In resting cells treated with (−)-FTC, the intracellular concentration of (−)-FTC-TP was 113-fold and 49.2-fold lower in resting macrophages than in resting and activated lymphocytes, respectively. For activated cells treated with (−)-FTC, the intracellular concentration of (−)-FTC-TP was 22-fold lower in activated macrophages than in activated lymphocytes (Fig. 1F and Table 1).
For resting cells treated with TDF, the intracellular concentration of TFV-DP, the active metabolite of both TDF and TFV, was 28-fold and 11.7-fold lower in resting macrophages than in resting and activated lymphocytes, respectively. For activated cells treated with TDF, the intracellular concentration of TFV-DP was 11.7-fold lower in activated macrophages than in lymphocytes (Fig. 1D and Table 1).

Supplied data:
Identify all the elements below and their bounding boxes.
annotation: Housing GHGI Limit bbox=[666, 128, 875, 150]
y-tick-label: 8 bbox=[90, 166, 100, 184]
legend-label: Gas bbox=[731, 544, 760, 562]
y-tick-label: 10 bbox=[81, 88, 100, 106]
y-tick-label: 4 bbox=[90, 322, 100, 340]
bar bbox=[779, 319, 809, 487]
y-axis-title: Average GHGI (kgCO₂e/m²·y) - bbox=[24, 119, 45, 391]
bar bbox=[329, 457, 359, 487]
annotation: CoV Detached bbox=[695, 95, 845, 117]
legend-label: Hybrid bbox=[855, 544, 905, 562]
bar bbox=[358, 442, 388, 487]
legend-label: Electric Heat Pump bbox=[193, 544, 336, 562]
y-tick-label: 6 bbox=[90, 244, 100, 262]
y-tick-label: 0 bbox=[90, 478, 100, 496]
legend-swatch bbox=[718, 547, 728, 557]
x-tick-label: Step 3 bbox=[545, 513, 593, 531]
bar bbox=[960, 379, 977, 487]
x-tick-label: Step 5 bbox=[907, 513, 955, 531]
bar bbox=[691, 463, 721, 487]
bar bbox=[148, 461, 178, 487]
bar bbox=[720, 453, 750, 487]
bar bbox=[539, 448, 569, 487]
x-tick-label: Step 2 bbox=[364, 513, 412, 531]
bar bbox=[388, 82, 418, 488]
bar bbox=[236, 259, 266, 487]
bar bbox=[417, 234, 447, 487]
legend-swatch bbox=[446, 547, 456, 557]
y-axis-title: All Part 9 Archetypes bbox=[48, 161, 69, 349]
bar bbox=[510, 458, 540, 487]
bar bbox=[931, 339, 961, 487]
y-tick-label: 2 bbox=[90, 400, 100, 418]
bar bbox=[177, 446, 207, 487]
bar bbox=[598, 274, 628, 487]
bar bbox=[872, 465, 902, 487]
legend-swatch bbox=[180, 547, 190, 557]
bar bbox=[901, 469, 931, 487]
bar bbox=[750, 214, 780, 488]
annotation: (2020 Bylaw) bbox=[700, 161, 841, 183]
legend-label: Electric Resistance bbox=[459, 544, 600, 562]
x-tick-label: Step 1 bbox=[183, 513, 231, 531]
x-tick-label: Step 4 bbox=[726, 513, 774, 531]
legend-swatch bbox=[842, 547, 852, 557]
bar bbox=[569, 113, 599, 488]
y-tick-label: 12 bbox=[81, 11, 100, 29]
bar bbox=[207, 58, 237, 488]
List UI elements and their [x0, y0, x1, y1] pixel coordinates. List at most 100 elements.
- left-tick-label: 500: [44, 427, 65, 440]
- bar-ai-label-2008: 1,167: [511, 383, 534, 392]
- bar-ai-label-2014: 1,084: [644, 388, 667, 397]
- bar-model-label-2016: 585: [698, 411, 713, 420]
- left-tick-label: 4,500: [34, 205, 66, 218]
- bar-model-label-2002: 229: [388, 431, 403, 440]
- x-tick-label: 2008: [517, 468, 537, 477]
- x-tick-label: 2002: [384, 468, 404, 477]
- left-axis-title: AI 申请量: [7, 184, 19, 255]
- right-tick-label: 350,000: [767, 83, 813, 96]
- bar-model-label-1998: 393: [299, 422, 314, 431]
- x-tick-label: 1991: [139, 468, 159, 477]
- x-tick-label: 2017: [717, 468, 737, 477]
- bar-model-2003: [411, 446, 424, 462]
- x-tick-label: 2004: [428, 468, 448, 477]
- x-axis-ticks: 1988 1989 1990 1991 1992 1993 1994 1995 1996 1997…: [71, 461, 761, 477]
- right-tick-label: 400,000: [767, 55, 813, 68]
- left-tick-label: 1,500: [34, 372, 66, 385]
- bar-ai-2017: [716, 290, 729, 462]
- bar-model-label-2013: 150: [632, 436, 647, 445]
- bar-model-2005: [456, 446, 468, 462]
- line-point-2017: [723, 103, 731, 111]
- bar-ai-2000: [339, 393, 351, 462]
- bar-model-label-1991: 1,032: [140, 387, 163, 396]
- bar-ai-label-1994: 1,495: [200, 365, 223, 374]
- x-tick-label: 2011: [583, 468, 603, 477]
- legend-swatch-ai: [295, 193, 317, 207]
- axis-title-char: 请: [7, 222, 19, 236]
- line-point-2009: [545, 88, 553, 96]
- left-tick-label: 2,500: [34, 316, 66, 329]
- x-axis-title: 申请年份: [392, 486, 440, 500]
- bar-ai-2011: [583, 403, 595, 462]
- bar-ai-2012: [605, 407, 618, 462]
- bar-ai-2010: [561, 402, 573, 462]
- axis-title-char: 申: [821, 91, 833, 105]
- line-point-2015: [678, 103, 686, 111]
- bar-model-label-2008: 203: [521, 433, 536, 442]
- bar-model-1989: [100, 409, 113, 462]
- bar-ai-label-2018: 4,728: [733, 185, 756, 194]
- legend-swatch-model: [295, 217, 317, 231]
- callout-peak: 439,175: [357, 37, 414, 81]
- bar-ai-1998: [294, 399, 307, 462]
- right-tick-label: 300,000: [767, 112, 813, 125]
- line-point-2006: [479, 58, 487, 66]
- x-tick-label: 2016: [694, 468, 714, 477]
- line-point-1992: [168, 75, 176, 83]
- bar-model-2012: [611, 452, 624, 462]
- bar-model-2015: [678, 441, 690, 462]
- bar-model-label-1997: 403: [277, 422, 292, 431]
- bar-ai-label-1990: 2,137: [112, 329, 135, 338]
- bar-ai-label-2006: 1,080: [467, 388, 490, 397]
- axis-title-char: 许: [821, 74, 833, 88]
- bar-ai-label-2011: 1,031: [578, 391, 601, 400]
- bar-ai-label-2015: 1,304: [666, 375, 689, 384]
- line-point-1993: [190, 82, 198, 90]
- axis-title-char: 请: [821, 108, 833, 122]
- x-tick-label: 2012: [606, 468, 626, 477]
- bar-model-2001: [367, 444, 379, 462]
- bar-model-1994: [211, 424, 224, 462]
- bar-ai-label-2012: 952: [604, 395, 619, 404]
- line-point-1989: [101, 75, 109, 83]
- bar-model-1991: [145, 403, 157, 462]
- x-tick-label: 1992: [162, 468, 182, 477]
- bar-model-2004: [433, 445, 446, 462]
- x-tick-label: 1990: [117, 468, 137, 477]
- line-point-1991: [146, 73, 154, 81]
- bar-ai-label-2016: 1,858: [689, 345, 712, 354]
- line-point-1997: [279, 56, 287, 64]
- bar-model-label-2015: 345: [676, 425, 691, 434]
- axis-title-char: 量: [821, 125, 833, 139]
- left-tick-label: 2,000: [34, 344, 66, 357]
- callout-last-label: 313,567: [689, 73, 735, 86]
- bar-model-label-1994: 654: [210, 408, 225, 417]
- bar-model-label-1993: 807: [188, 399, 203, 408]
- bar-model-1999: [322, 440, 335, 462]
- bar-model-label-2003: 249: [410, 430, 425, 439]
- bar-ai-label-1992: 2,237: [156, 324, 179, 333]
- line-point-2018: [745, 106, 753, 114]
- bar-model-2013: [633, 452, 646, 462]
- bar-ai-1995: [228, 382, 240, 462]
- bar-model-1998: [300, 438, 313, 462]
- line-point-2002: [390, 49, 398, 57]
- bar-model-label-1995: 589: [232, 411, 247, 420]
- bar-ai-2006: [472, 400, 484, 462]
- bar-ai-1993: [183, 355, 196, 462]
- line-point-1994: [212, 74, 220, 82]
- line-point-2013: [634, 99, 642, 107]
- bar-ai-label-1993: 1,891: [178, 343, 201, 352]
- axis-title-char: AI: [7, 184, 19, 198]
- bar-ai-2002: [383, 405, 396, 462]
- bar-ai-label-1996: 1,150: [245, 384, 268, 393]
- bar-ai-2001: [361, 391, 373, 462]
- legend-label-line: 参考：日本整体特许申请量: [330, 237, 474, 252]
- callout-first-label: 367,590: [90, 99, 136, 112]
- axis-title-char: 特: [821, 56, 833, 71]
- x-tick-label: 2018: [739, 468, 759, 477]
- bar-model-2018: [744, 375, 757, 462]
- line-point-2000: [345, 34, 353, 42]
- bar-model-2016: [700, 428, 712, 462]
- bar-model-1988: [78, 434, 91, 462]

Task instructions: Continue the passage comparing intracellular drug metabolite levels in macrophages and lymphocytes, starting after its final sentence.

Your response:
On the other hand, the exception to the overall trend for NRTI was found with TFV. In TFV-treated cells, the intracellular concentration of TFV-DP was not significantly different in macrophages than in lymphocytes, independent of the activation state (Fig. 1E and Table 1). The intracellular concentrations of TFV-DP for TDF-treated cells was not unexpected versus that for TFV-treated cells, as TDF is a prodrug of TFV and is more lipophilic, allowing greater intracellular accumulation.
Lamivudine (3TC)-treated resting cells demonstrated an intracellular concentration of 3TC-TP that was 140-fold and 70-fold lower in resting macrophages than in resting and activated lymphocytes, respectively. For activated cells treated with 3TC, the intracellular concentration of 3TC-TP was 93-fold lower in activated macrophages than in lymphocytes (Fig. 1G and Table 1). Similarly, resting cells treated with DXG displayed an intracellular concentration of DXG-TP that was 10-fold and 5-fold lower in resting macrophages than in resting and activated lymphocytes, respectively. For activated cells treated with DXG, the intracellular concentration of DXG-TP was 4-fold lower in activated macrophages than in lymphocytes (Fig. 1H and Table 1).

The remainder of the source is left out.